[REQUIRED TASK] Below are some records; work out how many of their lines contain "this" and give the number only.
** begin **
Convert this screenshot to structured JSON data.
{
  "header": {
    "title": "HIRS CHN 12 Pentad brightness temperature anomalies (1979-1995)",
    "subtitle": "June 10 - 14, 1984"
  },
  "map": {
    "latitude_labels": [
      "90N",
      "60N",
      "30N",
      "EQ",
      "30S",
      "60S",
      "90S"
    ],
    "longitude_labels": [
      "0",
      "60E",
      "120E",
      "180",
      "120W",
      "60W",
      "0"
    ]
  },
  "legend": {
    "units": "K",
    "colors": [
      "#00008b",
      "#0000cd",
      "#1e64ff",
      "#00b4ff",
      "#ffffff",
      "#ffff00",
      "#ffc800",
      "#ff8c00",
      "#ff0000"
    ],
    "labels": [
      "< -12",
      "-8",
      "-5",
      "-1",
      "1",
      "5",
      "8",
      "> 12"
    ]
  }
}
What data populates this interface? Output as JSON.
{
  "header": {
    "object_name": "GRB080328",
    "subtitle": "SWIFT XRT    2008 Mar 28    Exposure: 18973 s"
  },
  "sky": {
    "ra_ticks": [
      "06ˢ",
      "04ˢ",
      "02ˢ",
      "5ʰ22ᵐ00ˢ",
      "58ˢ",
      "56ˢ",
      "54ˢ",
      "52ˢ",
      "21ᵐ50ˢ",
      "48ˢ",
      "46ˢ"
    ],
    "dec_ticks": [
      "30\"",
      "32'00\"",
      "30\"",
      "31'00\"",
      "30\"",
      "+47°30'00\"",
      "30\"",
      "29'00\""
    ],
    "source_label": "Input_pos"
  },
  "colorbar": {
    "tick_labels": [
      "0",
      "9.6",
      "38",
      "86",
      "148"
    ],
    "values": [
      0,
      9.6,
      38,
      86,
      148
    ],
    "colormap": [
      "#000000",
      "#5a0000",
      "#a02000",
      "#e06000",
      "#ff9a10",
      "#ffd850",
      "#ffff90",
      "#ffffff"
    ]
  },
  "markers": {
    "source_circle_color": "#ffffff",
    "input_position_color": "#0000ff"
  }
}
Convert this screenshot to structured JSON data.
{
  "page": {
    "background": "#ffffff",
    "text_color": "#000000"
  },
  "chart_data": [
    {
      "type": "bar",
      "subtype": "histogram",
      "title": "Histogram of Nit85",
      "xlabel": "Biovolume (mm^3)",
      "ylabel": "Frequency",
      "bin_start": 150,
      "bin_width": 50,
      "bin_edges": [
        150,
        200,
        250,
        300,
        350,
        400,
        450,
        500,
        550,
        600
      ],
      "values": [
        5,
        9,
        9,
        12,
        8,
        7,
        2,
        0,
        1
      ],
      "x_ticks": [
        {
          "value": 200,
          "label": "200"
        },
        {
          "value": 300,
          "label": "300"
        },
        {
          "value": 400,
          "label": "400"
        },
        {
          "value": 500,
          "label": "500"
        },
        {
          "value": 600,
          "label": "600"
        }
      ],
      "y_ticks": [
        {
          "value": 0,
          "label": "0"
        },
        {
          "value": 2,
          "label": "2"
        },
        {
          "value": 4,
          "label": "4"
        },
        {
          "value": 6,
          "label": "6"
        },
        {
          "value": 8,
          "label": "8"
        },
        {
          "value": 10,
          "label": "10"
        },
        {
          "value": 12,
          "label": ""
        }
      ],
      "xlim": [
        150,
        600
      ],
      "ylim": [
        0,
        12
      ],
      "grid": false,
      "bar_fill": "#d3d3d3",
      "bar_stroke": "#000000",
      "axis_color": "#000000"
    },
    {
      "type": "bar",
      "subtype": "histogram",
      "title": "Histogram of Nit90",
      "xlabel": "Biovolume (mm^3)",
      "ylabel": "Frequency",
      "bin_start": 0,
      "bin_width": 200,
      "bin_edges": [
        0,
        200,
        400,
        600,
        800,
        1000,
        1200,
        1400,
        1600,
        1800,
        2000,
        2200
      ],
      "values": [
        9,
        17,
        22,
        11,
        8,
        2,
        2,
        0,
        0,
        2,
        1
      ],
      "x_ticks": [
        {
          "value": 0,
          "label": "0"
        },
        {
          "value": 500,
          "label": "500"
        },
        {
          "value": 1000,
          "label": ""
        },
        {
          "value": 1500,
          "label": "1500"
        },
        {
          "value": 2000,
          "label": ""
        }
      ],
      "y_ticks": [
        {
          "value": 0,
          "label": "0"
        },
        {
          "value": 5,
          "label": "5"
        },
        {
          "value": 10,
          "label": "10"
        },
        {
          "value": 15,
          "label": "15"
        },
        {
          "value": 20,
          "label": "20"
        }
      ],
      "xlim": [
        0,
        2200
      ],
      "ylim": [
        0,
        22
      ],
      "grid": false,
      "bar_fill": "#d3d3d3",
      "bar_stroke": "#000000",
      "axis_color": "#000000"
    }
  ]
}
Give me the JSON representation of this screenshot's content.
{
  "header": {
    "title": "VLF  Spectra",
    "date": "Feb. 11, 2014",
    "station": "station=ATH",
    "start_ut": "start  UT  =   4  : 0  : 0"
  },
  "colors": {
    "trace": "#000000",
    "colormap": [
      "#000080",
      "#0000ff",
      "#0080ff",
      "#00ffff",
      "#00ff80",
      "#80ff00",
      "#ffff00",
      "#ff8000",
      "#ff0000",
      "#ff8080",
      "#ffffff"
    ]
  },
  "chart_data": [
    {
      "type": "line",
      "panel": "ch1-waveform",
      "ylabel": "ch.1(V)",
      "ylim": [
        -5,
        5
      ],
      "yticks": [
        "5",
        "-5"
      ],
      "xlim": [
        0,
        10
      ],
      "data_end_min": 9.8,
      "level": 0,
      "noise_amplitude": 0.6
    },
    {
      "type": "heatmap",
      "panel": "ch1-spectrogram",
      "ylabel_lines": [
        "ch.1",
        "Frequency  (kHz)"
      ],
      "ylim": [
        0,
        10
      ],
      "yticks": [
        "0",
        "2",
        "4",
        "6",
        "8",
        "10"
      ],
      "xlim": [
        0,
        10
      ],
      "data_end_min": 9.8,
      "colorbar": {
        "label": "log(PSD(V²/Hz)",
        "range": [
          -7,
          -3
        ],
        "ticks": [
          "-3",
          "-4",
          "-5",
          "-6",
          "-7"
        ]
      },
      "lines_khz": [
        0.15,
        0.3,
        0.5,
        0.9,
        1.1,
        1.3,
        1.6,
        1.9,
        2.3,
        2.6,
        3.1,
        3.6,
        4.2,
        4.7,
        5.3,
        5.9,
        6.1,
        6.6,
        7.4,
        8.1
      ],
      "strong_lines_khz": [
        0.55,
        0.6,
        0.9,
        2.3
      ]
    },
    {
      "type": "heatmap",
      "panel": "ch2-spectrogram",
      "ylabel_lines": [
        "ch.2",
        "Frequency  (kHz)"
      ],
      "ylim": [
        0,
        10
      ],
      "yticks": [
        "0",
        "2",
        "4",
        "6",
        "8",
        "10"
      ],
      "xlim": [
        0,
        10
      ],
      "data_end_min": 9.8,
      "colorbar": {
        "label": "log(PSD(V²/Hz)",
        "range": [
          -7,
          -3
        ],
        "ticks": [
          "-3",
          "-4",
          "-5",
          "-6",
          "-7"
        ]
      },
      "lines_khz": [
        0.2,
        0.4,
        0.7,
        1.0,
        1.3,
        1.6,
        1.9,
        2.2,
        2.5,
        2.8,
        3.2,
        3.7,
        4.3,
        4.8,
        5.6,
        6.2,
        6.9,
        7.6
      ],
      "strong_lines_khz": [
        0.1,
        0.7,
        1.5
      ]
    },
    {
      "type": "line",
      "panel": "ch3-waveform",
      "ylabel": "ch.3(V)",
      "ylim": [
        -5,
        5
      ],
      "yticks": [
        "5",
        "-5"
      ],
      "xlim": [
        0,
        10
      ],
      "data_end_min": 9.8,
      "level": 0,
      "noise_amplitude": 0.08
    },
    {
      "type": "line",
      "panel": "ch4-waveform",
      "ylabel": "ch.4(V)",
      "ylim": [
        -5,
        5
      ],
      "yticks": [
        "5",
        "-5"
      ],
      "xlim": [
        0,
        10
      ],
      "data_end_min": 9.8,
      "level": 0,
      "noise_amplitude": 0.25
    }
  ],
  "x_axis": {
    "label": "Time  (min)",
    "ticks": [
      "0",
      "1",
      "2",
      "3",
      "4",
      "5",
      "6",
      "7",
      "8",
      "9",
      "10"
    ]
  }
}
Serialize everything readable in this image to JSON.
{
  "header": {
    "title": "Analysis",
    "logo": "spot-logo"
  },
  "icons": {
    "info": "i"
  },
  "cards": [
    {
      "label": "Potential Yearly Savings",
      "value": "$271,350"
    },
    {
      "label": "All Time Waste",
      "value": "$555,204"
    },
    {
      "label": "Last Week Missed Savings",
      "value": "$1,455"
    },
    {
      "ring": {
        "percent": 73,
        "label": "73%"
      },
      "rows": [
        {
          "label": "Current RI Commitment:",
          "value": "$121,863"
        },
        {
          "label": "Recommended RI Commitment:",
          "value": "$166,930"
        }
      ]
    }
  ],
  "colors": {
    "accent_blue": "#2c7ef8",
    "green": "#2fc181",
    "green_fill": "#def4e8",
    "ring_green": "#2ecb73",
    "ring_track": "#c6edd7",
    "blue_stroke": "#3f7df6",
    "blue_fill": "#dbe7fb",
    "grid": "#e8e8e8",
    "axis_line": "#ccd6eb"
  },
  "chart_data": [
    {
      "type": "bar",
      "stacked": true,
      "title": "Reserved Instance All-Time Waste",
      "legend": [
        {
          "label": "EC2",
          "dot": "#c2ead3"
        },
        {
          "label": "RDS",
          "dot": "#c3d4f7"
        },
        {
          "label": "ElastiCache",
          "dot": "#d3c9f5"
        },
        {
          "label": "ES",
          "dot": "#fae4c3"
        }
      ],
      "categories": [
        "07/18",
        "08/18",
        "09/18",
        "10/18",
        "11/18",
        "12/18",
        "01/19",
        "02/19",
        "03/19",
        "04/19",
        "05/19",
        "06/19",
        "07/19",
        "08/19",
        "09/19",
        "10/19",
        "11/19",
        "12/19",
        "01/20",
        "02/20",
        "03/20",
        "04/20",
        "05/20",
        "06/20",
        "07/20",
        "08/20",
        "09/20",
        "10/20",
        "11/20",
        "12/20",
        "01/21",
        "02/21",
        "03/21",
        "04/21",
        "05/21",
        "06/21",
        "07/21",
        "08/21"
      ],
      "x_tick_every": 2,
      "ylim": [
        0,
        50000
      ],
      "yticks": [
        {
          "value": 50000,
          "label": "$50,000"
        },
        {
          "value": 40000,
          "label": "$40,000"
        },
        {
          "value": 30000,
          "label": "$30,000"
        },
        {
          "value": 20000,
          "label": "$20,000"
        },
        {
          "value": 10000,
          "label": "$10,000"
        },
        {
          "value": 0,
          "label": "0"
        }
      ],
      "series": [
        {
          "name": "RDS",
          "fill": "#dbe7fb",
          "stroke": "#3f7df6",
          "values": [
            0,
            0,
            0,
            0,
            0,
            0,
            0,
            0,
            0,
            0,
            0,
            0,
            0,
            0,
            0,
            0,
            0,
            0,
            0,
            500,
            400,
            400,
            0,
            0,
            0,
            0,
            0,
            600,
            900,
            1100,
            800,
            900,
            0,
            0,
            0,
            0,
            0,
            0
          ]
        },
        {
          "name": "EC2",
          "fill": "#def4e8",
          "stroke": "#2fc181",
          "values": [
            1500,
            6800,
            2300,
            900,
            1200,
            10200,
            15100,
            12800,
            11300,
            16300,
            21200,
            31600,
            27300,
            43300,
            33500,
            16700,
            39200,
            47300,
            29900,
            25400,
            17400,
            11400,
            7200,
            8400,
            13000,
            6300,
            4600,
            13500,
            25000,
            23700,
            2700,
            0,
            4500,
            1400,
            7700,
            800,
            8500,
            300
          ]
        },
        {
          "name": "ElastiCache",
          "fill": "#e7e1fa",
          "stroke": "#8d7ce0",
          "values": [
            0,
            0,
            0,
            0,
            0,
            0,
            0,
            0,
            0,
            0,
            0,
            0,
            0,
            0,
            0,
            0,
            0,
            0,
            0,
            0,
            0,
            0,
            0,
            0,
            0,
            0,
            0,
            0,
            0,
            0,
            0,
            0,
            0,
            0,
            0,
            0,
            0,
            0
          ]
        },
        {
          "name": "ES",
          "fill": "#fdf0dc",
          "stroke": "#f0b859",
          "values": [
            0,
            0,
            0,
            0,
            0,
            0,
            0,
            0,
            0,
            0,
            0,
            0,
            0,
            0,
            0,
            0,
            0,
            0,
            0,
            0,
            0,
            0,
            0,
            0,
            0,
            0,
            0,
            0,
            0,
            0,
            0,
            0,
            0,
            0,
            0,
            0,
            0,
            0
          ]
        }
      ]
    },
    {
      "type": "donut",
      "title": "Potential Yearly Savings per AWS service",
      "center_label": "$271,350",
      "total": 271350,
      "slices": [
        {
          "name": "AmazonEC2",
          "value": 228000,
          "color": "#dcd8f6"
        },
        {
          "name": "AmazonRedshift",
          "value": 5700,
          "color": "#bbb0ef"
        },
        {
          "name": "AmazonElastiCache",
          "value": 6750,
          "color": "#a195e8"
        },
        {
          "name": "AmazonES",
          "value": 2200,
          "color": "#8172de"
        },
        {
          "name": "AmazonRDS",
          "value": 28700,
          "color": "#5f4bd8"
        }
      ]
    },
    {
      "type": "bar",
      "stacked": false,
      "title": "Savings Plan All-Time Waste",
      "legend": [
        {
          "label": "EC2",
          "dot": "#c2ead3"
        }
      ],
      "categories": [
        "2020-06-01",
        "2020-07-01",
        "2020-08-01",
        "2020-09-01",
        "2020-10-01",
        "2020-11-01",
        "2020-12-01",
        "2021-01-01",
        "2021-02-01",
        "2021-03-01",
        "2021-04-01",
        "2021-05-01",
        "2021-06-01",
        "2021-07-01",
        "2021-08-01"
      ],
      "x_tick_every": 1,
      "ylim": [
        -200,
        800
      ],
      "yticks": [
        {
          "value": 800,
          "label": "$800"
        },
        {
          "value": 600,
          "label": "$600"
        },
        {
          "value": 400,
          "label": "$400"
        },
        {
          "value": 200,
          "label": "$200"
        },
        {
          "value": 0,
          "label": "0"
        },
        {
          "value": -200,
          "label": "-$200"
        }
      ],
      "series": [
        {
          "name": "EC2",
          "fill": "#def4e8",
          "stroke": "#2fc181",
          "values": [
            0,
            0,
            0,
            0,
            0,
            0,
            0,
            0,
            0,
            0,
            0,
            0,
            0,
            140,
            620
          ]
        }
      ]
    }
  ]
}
** end **
[WRITTEN RESPONSE] 5